- Document -
----------

We are covering a total of 24 stories over this year that fall into those 7 acts. Tonight’s story of Cain and Abel is our third story overall (here is the first and here is the second) and our second story that falls into Act 2: Disruption.

Intro:
I brought up the scene in Luke 24 where the resurrected Christ encounters the disciples on the road to Emmaus he hides his identity (he pulls the ultimate Clark Kent) from them and later in that chapter he appears to his original disciples and in both cases he argues that all of the scriptures were pointing to him. The “true north” of the scriptures is pointing to the death and resurrection of Jesus:

Luke 24
25 He said to them, “How foolish you are, and how slow to believe all that the prophets have spoken! 26 Did not the Messiah have to suffer these things and then enter his glory?” 27 And beginning with Moses and all the Prophets, he explained to them what was said in all the Scriptures concerning himself.

44 He said to them, “This is what I told you while I was still with you: Everything must be fulfilled that is written about me in the Law of Moses, the Prophets and the Psalms.”
45 Then he opened their minds so they could understand the Scriptures. 46 He told them, “This is what is written: The Messiah will suffer and rise from the dead on the third day, 47 and repentance for the forgiveness of sins will be preached in his name to all nations, beginning at Jerusalem.

----------

- Given records -
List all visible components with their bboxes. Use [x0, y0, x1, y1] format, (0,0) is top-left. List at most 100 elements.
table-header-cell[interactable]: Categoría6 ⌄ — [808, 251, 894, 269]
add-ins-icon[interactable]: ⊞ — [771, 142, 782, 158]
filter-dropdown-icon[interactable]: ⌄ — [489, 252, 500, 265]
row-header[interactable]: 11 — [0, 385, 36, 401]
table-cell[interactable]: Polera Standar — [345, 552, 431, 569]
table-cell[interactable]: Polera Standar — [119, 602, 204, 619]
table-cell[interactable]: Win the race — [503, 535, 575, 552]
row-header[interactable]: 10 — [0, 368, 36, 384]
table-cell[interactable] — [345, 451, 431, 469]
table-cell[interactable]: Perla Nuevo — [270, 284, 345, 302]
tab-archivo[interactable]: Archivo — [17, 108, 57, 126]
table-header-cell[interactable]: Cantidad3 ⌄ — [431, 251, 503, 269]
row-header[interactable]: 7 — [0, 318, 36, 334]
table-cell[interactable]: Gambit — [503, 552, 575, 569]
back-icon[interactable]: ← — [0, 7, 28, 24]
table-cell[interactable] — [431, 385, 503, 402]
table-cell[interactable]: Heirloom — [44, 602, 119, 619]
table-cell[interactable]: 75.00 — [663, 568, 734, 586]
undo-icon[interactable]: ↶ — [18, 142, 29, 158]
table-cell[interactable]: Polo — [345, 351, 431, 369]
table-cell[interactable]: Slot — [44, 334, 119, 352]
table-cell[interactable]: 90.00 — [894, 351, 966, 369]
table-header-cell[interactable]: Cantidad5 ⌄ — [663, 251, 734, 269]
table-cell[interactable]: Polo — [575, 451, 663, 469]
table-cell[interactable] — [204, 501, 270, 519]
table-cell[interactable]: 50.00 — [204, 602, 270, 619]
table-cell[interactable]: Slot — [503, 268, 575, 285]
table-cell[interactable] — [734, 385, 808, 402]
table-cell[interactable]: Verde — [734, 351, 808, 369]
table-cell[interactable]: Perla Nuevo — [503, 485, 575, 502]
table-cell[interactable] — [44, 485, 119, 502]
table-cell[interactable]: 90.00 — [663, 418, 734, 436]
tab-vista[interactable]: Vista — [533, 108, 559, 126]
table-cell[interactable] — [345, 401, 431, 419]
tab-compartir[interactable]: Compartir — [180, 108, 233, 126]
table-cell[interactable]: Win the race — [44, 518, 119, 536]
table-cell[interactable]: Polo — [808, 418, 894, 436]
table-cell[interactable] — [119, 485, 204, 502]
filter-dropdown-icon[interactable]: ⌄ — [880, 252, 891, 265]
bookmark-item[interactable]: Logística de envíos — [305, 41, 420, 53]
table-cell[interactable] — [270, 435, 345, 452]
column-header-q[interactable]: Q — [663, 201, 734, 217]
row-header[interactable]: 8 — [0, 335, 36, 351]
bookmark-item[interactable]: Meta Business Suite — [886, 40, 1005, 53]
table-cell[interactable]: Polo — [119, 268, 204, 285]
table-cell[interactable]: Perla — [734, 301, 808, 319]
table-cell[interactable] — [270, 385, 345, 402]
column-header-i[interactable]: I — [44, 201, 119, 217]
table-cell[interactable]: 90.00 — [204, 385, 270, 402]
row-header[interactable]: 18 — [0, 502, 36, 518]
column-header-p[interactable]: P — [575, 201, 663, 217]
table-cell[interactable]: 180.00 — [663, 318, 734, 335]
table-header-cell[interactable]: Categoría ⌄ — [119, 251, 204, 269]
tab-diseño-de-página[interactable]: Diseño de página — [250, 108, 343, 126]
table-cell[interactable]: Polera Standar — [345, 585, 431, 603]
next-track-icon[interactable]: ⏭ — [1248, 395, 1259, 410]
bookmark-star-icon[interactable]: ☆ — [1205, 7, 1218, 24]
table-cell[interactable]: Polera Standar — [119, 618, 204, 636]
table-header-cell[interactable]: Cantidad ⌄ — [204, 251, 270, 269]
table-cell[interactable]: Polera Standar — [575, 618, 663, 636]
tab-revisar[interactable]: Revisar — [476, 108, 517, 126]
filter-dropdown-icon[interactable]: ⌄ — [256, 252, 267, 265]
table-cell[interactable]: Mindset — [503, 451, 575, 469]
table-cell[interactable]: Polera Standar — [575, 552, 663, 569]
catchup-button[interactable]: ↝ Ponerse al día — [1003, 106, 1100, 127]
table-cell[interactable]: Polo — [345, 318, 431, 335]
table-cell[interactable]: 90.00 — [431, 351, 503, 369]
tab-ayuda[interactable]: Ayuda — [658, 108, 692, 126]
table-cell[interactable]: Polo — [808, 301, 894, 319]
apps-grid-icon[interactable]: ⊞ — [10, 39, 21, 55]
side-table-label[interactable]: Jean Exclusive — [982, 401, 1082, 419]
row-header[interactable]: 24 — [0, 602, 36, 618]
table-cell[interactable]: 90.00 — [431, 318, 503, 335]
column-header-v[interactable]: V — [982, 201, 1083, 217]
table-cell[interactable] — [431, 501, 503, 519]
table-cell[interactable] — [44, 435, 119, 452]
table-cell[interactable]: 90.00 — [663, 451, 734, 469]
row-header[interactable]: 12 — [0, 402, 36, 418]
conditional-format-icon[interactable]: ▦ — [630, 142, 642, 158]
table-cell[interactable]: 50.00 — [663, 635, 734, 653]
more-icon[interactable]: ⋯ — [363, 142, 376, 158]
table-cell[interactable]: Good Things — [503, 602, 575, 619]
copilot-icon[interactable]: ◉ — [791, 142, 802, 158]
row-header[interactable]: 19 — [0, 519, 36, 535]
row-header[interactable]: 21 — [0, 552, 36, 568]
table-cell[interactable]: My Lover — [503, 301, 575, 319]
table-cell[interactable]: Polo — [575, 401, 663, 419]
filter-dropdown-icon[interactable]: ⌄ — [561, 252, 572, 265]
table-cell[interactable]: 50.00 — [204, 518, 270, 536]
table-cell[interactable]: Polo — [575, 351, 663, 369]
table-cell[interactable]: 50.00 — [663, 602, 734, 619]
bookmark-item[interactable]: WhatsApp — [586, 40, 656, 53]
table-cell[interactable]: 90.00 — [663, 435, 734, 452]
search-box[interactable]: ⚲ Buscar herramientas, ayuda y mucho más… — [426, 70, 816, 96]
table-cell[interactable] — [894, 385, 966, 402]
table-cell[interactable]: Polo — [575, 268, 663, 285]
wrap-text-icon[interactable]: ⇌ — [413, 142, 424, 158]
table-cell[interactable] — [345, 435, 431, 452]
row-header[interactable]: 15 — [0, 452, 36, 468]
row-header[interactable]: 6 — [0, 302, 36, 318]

----------

Copy the passage from the Cain and Abel text word for word, from "45 Then he opened" to "beginning at Jerusalem.".

- Response to this exercise -
45 Then he opened their minds so they could understand the Scriptures. 46 He told them, “This is what is written: The Messiah will suffer and rise from the dead on the third day, 47 and repentance for the forgiveness of sins will be preached in his name to all nations, beginning at Jerusalem.